## STATED PROBLEM:
Without the pictures, copy the entries below word for word.
================================
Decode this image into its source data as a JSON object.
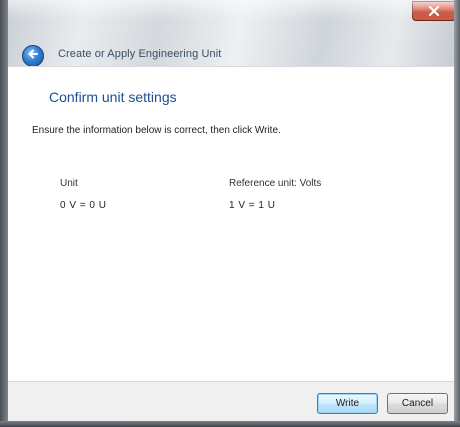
{
  "window": {
    "title": "Create or Apply Engineering Unit",
    "close_icon": "close-icon",
    "back_icon": "back-arrow-icon"
  },
  "page": {
    "heading": "Confirm unit settings",
    "instruction": "Ensure the information below is correct, then click Write."
  },
  "settings": {
    "unit_label": "Unit",
    "unit_value": "0 V = 0 U",
    "reference_label": "Reference unit: Volts",
    "reference_value": "1 V = 1 U"
  },
  "footer": {
    "write_label": "Write",
    "cancel_label": "Cancel"
  },
  "colors": {
    "heading": "#1e4e92",
    "close_button": "#d2462f",
    "back_button": "#2f7fd6"
  }
}
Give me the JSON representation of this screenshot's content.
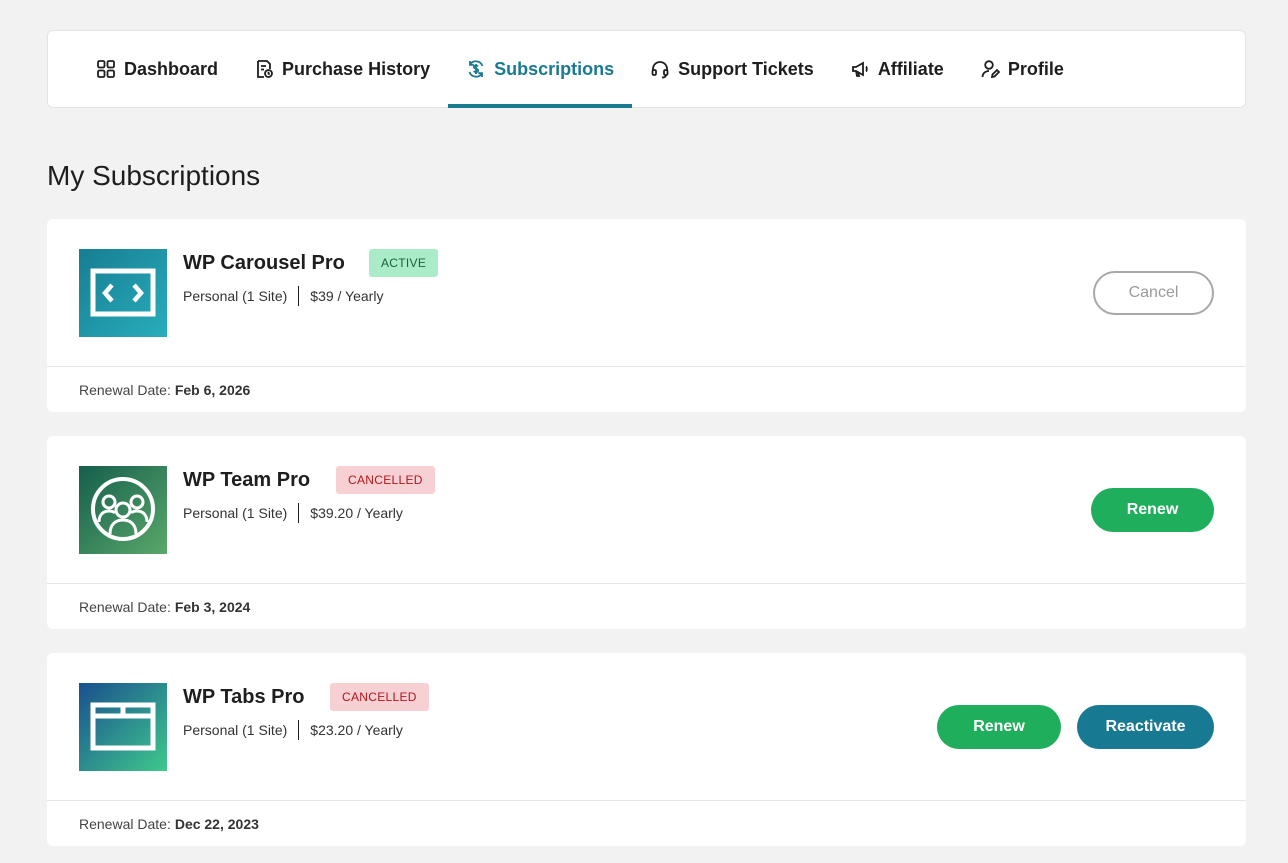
{
  "nav": {
    "tabs": [
      {
        "label": "Dashboard",
        "icon": "grid-icon"
      },
      {
        "label": "Purchase History",
        "icon": "receipt-icon"
      },
      {
        "label": "Subscriptions",
        "icon": "refresh-dollar-icon",
        "active": true
      },
      {
        "label": "Support Tickets",
        "icon": "headset-icon"
      },
      {
        "label": "Affiliate",
        "icon": "megaphone-icon"
      },
      {
        "label": "Profile",
        "icon": "user-edit-icon"
      }
    ]
  },
  "page": {
    "title": "My Subscriptions"
  },
  "subscriptions": [
    {
      "name": "WP Carousel Pro",
      "status": "ACTIVE",
      "plan": "Personal (1 Site)",
      "price": "$39 / Yearly",
      "renewal_label": "Renewal Date:",
      "renewal_date": "Feb 6, 2026",
      "actions": [
        "Cancel"
      ],
      "thumb_icon": "carousel-icon"
    },
    {
      "name": "WP Team Pro",
      "status": "CANCELLED",
      "plan": "Personal (1 Site)",
      "price": "$39.20 / Yearly",
      "renewal_label": "Renewal Date:",
      "renewal_date": "Feb 3, 2024",
      "actions": [
        "Renew"
      ],
      "thumb_icon": "team-icon"
    },
    {
      "name": "WP Tabs Pro",
      "status": "CANCELLED",
      "plan": "Personal (1 Site)",
      "price": "$23.20 / Yearly",
      "renewal_label": "Renewal Date:",
      "renewal_date": "Dec 22, 2023",
      "actions": [
        "Renew",
        "Reactivate"
      ],
      "thumb_icon": "tabs-icon"
    }
  ],
  "colors": {
    "accent": "#1a7a91",
    "renew": "#1fae5b",
    "reactivate": "#177a92",
    "active_badge_bg": "#a9ecc7",
    "cancelled_badge_bg": "#f7d0d4"
  }
}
================================
## EXPECTED ANSWER:
Decode this image into its source data as a JSON object.
{
  "window": {
    "title": "Create or Apply Engineering Unit",
    "close_icon": "close-icon",
    "back_icon": "back-arrow-icon"
  },
  "page": {
    "heading": "Confirm unit settings",
    "instruction": "Ensure the information below is correct, then click Write."
  },
  "settings": {
    "unit_label": "Unit",
    "unit_value": "0 V = 0 U",
    "reference_label": "Reference unit: Volts",
    "reference_value": "1 V = 1 U"
  },
  "footer": {
    "write_label": "Write",
    "cancel_label": "Cancel"
  },
  "colors": {
    "heading": "#1e4e92",
    "close_button": "#d2462f",
    "back_button": "#2f7fd6"
  }
}
Give me the JSON representation of this screenshot's content.
{
  "nav": {
    "tabs": [
      {
        "label": "Dashboard",
        "icon": "grid-icon"
      },
      {
        "label": "Purchase History",
        "icon": "receipt-icon"
      },
      {
        "label": "Subscriptions",
        "icon": "refresh-dollar-icon",
        "active": true
      },
      {
        "label": "Support Tickets",
        "icon": "headset-icon"
      },
      {
        "label": "Affiliate",
        "icon": "megaphone-icon"
      },
      {
        "label": "Profile",
        "icon": "user-edit-icon"
      }
    ]
  },
  "page": {
    "title": "My Subscriptions"
  },
  "subscriptions": [
    {
      "name": "WP Carousel Pro",
      "status": "ACTIVE",
      "plan": "Personal (1 Site)",
      "price": "$39 / Yearly",
      "renewal_label": "Renewal Date:",
      "renewal_date": "Feb 6, 2026",
      "actions": [
        "Cancel"
      ],
      "thumb_icon": "carousel-icon"
    },
    {
      "name": "WP Team Pro",
      "status": "CANCELLED",
      "plan": "Personal (1 Site)",
      "price": "$39.20 / Yearly",
      "renewal_label": "Renewal Date:",
      "renewal_date": "Feb 3, 2024",
      "actions": [
        "Renew"
      ],
      "thumb_icon": "team-icon"
    },
    {
      "name": "WP Tabs Pro",
      "status": "CANCELLED",
      "plan": "Personal (1 Site)",
      "price": "$23.20 / Yearly",
      "renewal_label": "Renewal Date:",
      "renewal_date": "Dec 22, 2023",
      "actions": [
        "Renew",
        "Reactivate"
      ],
      "thumb_icon": "tabs-icon"
    }
  ],
  "colors": {
    "accent": "#1a7a91",
    "renew": "#1fae5b",
    "reactivate": "#177a92",
    "active_badge_bg": "#a9ecc7",
    "cancelled_badge_bg": "#f7d0d4"
  }
}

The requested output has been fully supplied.